▸ **EXERCISE DIRECTIONS**:
Your answer is a single number: how many lines hold the word "Drucksache"?

▸ **Recorded data**:
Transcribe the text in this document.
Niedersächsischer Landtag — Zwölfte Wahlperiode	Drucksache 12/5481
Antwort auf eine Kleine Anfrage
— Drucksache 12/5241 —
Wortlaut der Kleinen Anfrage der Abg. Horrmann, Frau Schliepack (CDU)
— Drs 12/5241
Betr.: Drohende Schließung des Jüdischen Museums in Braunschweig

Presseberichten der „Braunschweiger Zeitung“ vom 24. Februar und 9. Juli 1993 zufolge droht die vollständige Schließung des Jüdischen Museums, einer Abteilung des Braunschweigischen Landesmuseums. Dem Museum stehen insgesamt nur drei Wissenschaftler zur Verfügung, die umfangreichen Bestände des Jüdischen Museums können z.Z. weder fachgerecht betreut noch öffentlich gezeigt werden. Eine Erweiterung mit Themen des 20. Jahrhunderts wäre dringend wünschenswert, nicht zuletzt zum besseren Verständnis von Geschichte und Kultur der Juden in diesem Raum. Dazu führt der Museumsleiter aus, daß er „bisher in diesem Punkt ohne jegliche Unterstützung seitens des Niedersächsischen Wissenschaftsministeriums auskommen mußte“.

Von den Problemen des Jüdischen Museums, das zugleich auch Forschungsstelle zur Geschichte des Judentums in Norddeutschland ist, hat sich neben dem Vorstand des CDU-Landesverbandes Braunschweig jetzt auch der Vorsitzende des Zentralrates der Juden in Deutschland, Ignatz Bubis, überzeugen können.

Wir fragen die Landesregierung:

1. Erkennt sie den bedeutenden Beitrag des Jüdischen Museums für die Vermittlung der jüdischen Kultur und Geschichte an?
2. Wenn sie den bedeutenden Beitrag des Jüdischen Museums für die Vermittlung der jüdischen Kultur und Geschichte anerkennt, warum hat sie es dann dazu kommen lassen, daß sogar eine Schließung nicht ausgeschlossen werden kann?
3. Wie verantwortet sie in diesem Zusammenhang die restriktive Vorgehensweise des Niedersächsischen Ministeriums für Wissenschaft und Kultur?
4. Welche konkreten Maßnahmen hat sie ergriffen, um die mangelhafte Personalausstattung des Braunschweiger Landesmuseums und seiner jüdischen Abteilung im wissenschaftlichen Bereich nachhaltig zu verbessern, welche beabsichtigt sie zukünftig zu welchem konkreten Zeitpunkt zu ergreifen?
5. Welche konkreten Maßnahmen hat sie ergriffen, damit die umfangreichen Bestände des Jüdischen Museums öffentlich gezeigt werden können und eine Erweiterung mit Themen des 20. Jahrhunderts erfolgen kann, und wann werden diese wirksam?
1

▸ **SOLUTION BELOW**:
2